→ Saved entries:
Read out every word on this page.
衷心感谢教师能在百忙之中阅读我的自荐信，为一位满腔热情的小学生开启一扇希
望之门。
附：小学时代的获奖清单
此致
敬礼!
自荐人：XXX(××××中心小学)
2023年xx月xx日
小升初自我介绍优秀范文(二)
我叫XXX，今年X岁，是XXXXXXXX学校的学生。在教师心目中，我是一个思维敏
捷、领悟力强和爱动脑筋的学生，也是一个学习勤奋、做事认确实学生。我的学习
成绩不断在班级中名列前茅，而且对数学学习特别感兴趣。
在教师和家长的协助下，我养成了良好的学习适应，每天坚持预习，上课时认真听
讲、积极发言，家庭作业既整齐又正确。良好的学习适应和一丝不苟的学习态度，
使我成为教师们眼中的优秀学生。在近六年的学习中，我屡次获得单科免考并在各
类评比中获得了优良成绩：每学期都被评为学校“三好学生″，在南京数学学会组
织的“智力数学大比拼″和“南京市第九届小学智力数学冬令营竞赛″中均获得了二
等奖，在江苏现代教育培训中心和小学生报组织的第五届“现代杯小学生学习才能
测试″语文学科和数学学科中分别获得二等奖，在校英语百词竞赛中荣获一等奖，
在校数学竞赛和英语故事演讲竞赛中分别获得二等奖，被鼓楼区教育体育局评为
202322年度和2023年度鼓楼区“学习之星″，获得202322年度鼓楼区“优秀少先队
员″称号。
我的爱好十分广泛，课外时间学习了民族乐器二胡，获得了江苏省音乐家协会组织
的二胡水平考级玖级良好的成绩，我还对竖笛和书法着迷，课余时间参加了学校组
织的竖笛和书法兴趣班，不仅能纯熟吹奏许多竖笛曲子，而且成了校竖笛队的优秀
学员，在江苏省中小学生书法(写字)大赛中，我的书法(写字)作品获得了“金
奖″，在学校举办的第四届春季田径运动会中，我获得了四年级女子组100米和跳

→ EXERCISE DESCRIPTION:
All of the lines above must be returned exactly.

→ THE OUTPUT:
Read out every word on this page.
衷心感谢教师能在百忙之中阅读我的自荐信，为一位满腔热情的小学生开启一扇希
望之门。
附：小学时代的获奖清单
此致
敬礼!
自荐人：XXX(××××中心小学)
2023年xx月xx日
小升初自我介绍优秀范文(二)
我叫XXX，今年X岁，是XXXXXXXX学校的学生。在教师心目中，我是一个思维敏
捷、领悟力强和爱动脑筋的学生，也是一个学习勤奋、做事认确实学生。我的学习
成绩不断在班级中名列前茅，而且对数学学习特别感兴趣。
在教师和家长的协助下，我养成了良好的学习适应，每天坚持预习，上课时认真听
讲、积极发言，家庭作业既整齐又正确。良好的学习适应和一丝不苟的学习态度，
使我成为教师们眼中的优秀学生。在近六年的学习中，我屡次获得单科免考并在各
类评比中获得了优良成绩：每学期都被评为学校“三好学生″，在南京数学学会组
织的“智力数学大比拼″和“南京市第九届小学智力数学冬令营竞赛″中均获得了二
等奖，在江苏现代教育培训中心和小学生报组织的第五届“现代杯小学生学习才能
测试″语文学科和数学学科中分别获得二等奖，在校英语百词竞赛中荣获一等奖，
在校数学竞赛和英语故事演讲竞赛中分别获得二等奖，被鼓楼区教育体育局评为
202322年度和2023年度鼓楼区“学习之星″，获得202322年度鼓楼区“优秀少先队
员″称号。
我的爱好十分广泛，课外时间学习了民族乐器二胡，获得了江苏省音乐家协会组织
的二胡水平考级玖级良好的成绩，我还对竖笛和书法着迷，课余时间参加了学校组
织的竖笛和书法兴趣班，不仅能纯熟吹奏许多竖笛曲子，而且成了校竖笛队的优秀
学员，在江苏省中小学生书法(写字)大赛中，我的书法(写字)作品获得了“金
奖″，在学校举办的第四届春季田径运动会中，我获得了四年级女子组100米和跳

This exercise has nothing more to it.